Saved entries:
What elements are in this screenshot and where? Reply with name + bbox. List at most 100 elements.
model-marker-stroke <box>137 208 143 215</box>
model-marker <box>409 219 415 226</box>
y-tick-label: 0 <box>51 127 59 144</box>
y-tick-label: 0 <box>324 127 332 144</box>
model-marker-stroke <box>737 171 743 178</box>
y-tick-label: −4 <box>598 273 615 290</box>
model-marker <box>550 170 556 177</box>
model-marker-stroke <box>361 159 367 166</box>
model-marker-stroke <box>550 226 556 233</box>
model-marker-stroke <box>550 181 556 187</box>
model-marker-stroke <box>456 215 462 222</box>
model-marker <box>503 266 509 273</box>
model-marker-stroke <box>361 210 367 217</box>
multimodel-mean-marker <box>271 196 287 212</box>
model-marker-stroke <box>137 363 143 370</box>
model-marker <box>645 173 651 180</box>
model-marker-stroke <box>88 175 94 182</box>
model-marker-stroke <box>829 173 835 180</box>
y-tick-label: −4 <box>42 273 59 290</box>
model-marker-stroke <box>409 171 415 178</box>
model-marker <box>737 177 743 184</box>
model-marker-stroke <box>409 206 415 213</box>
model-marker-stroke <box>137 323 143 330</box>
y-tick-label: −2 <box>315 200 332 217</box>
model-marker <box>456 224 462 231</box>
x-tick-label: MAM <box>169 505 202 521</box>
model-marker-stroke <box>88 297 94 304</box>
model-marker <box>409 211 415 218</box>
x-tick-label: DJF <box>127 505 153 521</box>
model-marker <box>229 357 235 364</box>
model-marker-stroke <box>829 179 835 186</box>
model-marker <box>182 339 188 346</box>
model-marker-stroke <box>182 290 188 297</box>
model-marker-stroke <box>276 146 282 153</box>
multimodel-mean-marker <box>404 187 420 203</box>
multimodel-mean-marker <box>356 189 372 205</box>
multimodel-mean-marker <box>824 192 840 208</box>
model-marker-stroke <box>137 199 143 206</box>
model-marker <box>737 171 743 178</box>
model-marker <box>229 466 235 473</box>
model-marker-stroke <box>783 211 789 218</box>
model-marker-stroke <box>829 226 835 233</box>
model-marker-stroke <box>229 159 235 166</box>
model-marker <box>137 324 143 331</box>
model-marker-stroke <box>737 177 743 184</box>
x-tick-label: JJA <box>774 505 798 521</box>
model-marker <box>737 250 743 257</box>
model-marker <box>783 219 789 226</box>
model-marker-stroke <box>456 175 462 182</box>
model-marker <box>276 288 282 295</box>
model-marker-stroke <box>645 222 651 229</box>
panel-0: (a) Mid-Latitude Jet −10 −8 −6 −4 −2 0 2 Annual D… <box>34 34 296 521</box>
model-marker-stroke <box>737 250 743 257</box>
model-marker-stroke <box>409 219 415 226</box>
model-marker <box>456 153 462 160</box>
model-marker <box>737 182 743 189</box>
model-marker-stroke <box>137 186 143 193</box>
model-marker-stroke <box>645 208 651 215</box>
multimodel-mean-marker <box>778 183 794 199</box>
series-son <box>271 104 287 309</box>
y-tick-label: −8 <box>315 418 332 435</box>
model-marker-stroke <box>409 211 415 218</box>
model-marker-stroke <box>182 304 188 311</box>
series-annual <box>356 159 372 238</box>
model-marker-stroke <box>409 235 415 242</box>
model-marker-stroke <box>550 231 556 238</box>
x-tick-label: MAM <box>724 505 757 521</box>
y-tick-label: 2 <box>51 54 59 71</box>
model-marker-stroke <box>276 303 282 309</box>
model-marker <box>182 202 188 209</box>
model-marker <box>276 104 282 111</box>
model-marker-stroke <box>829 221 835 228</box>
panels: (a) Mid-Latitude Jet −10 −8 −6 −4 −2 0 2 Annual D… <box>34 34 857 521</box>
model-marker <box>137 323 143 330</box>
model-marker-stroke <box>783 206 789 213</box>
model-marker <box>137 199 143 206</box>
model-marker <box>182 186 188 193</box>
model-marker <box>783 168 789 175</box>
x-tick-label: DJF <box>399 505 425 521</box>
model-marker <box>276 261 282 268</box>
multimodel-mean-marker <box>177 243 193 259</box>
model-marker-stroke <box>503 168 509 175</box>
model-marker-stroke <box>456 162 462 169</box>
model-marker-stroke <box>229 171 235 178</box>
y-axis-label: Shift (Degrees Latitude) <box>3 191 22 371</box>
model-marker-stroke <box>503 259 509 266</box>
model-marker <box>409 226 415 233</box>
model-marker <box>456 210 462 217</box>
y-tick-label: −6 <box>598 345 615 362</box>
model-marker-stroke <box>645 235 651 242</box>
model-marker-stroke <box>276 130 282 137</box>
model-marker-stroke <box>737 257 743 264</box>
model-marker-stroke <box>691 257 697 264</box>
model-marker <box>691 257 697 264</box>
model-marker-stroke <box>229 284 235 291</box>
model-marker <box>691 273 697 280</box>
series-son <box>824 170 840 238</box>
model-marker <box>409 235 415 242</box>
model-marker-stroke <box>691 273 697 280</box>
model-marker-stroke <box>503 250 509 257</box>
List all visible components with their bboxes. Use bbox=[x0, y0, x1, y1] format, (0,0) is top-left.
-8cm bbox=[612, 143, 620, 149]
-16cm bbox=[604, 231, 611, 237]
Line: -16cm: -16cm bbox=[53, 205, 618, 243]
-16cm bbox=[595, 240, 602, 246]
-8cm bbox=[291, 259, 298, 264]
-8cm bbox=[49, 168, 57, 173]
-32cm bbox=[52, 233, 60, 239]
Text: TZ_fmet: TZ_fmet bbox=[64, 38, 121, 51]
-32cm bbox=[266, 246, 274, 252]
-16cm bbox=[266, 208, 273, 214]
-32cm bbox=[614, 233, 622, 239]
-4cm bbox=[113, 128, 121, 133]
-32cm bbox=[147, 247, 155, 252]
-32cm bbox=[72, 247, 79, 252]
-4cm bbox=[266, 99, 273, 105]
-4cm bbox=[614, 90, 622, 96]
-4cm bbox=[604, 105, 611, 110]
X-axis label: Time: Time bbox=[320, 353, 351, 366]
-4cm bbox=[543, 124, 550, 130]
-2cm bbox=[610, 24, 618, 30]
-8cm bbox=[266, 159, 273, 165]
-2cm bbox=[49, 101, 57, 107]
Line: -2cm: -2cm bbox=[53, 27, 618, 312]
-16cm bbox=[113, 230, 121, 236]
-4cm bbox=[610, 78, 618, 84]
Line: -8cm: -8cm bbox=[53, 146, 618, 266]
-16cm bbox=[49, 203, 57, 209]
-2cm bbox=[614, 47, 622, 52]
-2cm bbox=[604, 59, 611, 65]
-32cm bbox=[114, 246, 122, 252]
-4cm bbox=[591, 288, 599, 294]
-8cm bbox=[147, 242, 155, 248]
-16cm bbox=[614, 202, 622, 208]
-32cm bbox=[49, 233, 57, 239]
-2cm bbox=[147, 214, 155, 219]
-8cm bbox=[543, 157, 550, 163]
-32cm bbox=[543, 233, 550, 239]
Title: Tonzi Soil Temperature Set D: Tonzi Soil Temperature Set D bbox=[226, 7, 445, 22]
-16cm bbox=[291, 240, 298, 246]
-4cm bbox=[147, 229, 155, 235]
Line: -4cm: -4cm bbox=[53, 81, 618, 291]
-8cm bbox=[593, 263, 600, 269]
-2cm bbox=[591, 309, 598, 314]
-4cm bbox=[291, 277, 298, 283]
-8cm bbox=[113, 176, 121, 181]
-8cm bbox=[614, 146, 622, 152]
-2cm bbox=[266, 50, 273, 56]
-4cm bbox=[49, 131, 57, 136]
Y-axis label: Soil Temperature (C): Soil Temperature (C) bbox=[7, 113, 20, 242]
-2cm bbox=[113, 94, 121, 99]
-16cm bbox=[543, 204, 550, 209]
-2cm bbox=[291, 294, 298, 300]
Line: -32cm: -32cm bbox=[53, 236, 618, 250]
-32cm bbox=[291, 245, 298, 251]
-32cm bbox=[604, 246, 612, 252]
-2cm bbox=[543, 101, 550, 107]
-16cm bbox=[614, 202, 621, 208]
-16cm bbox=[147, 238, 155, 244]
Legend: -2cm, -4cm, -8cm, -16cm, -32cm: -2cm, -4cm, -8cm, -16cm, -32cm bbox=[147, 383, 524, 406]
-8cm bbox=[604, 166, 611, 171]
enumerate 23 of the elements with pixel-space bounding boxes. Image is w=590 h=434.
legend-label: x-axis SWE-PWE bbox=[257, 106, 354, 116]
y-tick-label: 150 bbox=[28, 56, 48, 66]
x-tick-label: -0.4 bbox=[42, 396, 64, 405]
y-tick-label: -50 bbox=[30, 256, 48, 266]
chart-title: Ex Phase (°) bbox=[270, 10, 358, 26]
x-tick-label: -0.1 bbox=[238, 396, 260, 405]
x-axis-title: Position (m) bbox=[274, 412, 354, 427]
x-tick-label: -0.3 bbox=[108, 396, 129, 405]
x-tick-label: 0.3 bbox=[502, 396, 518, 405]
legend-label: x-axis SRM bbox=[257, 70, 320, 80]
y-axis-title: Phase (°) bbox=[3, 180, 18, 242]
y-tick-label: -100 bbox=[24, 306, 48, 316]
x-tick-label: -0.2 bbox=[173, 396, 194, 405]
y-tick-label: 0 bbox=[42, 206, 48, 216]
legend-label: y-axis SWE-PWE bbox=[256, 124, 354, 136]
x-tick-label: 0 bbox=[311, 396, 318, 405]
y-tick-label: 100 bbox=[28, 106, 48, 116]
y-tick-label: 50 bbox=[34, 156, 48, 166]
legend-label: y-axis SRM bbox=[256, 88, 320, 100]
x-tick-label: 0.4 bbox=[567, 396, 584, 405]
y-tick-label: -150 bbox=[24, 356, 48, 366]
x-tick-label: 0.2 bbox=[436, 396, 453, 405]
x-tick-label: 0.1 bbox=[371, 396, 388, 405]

* **REQUIRED WORK**
Output as a numbered list, omitting blank lines, the part of the items above that opens with their first line and closes with the line containing "model-marker-stroke <box>550 181", both included.

* **EXERCISE RESPONSE**
1. What elements are in this screenshot and where? Reply with name + bbox. List at most 100 elements.
2. model-marker-stroke <box>137 208 143 215</box>
3. model-marker <box>409 219 415 226</box>
4. y-tick-label: 0 <box>51 127 59 144</box>
5. y-tick-label: 0 <box>324 127 332 144</box>
6. model-marker-stroke <box>737 171 743 178</box>
7. y-tick-label: −4 <box>598 273 615 290</box>
8. model-marker <box>550 170 556 177</box>
9. model-marker-stroke <box>361 159 367 166</box>
10. model-marker-stroke <box>550 226 556 233</box>
11. model-marker-stroke <box>550 181 556 187</box>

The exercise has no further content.